» WHAT THE TASK REQUIRES:
Copy all records verbatim.

» GIVEN ENTRIES:
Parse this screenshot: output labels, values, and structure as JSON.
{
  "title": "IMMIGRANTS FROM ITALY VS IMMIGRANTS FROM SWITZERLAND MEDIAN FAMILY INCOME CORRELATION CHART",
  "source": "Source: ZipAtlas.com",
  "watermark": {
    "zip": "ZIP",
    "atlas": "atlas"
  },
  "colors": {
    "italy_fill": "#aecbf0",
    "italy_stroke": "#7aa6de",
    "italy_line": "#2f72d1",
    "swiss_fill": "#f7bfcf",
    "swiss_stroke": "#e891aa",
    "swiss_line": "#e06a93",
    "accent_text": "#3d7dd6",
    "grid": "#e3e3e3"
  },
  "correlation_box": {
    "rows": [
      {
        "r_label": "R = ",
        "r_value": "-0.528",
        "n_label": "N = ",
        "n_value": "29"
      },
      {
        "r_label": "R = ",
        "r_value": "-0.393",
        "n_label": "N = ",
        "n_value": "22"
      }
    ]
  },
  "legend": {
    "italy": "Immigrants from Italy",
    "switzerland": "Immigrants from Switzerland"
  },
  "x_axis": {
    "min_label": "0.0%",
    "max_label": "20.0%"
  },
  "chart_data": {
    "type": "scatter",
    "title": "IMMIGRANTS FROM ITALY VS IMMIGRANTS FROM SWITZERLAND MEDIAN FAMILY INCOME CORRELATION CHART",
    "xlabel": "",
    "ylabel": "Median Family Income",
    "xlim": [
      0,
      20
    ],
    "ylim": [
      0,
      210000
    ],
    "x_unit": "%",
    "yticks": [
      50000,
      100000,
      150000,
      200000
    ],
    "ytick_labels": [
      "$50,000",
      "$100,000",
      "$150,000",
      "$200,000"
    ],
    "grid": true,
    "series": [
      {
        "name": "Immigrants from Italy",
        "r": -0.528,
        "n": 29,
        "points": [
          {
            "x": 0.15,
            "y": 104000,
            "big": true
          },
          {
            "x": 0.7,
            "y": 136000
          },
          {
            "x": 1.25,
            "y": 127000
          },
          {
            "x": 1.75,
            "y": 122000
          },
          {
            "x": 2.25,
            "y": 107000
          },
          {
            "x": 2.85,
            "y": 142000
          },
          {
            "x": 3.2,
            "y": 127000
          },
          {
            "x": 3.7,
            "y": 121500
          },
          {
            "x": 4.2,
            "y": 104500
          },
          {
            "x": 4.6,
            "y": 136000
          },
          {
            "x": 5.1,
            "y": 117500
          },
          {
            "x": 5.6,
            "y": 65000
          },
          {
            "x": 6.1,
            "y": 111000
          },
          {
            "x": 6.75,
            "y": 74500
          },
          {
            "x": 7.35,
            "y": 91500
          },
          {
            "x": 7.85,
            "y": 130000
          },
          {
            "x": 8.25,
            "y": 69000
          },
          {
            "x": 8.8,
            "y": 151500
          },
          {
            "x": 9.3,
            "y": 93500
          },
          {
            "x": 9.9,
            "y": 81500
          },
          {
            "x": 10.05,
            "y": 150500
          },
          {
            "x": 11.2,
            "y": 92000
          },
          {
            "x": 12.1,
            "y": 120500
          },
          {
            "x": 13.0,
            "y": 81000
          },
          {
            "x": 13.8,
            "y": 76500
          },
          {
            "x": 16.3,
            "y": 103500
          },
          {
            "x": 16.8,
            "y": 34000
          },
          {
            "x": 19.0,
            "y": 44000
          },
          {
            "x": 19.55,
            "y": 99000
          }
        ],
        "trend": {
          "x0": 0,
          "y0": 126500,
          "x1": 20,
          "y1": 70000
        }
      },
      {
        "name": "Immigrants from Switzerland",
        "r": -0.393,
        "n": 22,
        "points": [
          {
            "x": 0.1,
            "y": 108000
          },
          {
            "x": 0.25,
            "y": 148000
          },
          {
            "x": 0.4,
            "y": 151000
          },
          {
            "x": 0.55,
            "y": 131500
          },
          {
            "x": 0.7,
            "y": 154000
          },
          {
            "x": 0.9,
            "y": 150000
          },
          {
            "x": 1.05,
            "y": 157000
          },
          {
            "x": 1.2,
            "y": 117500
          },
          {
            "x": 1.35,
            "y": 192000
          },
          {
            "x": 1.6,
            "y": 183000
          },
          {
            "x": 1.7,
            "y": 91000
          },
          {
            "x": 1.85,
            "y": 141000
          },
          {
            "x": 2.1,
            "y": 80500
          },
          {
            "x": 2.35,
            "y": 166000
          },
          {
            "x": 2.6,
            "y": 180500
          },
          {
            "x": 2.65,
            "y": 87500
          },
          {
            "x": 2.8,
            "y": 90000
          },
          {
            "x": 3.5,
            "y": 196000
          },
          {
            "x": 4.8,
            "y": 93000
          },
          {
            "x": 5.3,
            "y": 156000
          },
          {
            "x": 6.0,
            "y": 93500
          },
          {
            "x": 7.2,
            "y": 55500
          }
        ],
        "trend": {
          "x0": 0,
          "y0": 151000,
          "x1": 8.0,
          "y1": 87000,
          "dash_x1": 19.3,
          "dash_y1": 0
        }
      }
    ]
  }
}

» ANSWER TO THIS PROBLEM:
Parse this screenshot: output labels, values, and structure as JSON.
{
  "title": "IMMIGRANTS FROM ITALY VS IMMIGRANTS FROM SWITZERLAND MEDIAN FAMILY INCOME CORRELATION CHART",
  "source": "Source: ZipAtlas.com",
  "watermark": {
    "zip": "ZIP",
    "atlas": "atlas"
  },
  "colors": {
    "italy_fill": "#aecbf0",
    "italy_stroke": "#7aa6de",
    "italy_line": "#2f72d1",
    "swiss_fill": "#f7bfcf",
    "swiss_stroke": "#e891aa",
    "swiss_line": "#e06a93",
    "accent_text": "#3d7dd6",
    "grid": "#e3e3e3"
  },
  "correlation_box": {
    "rows": [
      {
        "r_label": "R = ",
        "r_value": "-0.528",
        "n_label": "N = ",
        "n_value": "29"
      },
      {
        "r_label": "R = ",
        "r_value": "-0.393",
        "n_label": "N = ",
        "n_value": "22"
      }
    ]
  },
  "legend": {
    "italy": "Immigrants from Italy",
    "switzerland": "Immigrants from Switzerland"
  },
  "x_axis": {
    "min_label": "0.0%",
    "max_label": "20.0%"
  },
  "chart_data": {
    "type": "scatter",
    "title": "IMMIGRANTS FROM ITALY VS IMMIGRANTS FROM SWITZERLAND MEDIAN FAMILY INCOME CORRELATION CHART",
    "xlabel": "",
    "ylabel": "Median Family Income",
    "xlim": [
      0,
      20
    ],
    "ylim": [
      0,
      210000
    ],
    "x_unit": "%",
    "yticks": [
      50000,
      100000,
      150000,
      200000
    ],
    "ytick_labels": [
      "$50,000",
      "$100,000",
      "$150,000",
      "$200,000"
    ],
    "grid": true,
    "series": [
      {
        "name": "Immigrants from Italy",
        "r": -0.528,
        "n": 29,
        "points": [
          {
            "x": 0.15,
            "y": 104000,
            "big": true
          },
          {
            "x": 0.7,
            "y": 136000
          },
          {
            "x": 1.25,
            "y": 127000
          },
          {
            "x": 1.75,
            "y": 122000
          },
          {
            "x": 2.25,
            "y": 107000
          },
          {
            "x": 2.85,
            "y": 142000
          },
          {
            "x": 3.2,
            "y": 127000
          },
          {
            "x": 3.7,
            "y": 121500
          },
          {
            "x": 4.2,
            "y": 104500
          },
          {
            "x": 4.6,
            "y": 136000
          },
          {
            "x": 5.1,
            "y": 117500
          },
          {
            "x": 5.6,
            "y": 65000
          },
          {
            "x": 6.1,
            "y": 111000
          },
          {
            "x": 6.75,
            "y": 74500
          },
          {
            "x": 7.35,
            "y": 91500
          },
          {
            "x": 7.85,
            "y": 130000
          },
          {
            "x": 8.25,
            "y": 69000
          },
          {
            "x": 8.8,
            "y": 151500
          },
          {
            "x": 9.3,
            "y": 93500
          },
          {
            "x": 9.9,
            "y": 81500
          },
          {
            "x": 10.05,
            "y": 150500
          },
          {
            "x": 11.2,
            "y": 92000
          },
          {
            "x": 12.1,
            "y": 120500
          },
          {
            "x": 13.0,
            "y": 81000
          },
          {
            "x": 13.8,
            "y": 76500
          },
          {
            "x": 16.3,
            "y": 103500
          },
          {
            "x": 16.8,
            "y": 34000
          },
          {
            "x": 19.0,
            "y": 44000
          },
          {
            "x": 19.55,
            "y": 99000
          }
        ],
        "trend": {
          "x0": 0,
          "y0": 126500,
          "x1": 20,
          "y1": 70000
        }
      },
      {
        "name": "Immigrants from Switzerland",
        "r": -0.393,
        "n": 22,
        "points": [
          {
            "x": 0.1,
            "y": 108000
          },
          {
            "x": 0.25,
            "y": 148000
          },
          {
            "x": 0.4,
            "y": 151000
          },
          {
            "x": 0.55,
            "y": 131500
          },
          {
            "x": 0.7,
            "y": 154000
          },
          {
            "x": 0.9,
            "y": 150000
          },
          {
            "x": 1.05,
            "y": 157000
          },
          {
            "x": 1.2,
            "y": 117500
          },
          {
            "x": 1.35,
            "y": 192000
          },
          {
            "x": 1.6,
            "y": 183000
          },
          {
            "x": 1.7,
            "y": 91000
          },
          {
            "x": 1.85,
            "y": 141000
          },
          {
            "x": 2.1,
            "y": 80500
          },
          {
            "x": 2.35,
            "y": 166000
          },
          {
            "x": 2.6,
            "y": 180500
          },
          {
            "x": 2.65,
            "y": 87500
          },
          {
            "x": 2.8,
            "y": 90000
          },
          {
            "x": 3.5,
            "y": 196000
          },
          {
            "x": 4.8,
            "y": 93000
          },
          {
            "x": 5.3,
            "y": 156000
          },
          {
            "x": 6.0,
            "y": 93500
          },
          {
            "x": 7.2,
            "y": 55500
          }
        ],
        "trend": {
          "x0": 0,
          "y0": 151000,
          "x1": 8.0,
          "y1": 87000,
          "dash_x1": 19.3,
          "dash_y1": 0
        }
      }
    ]
  }
}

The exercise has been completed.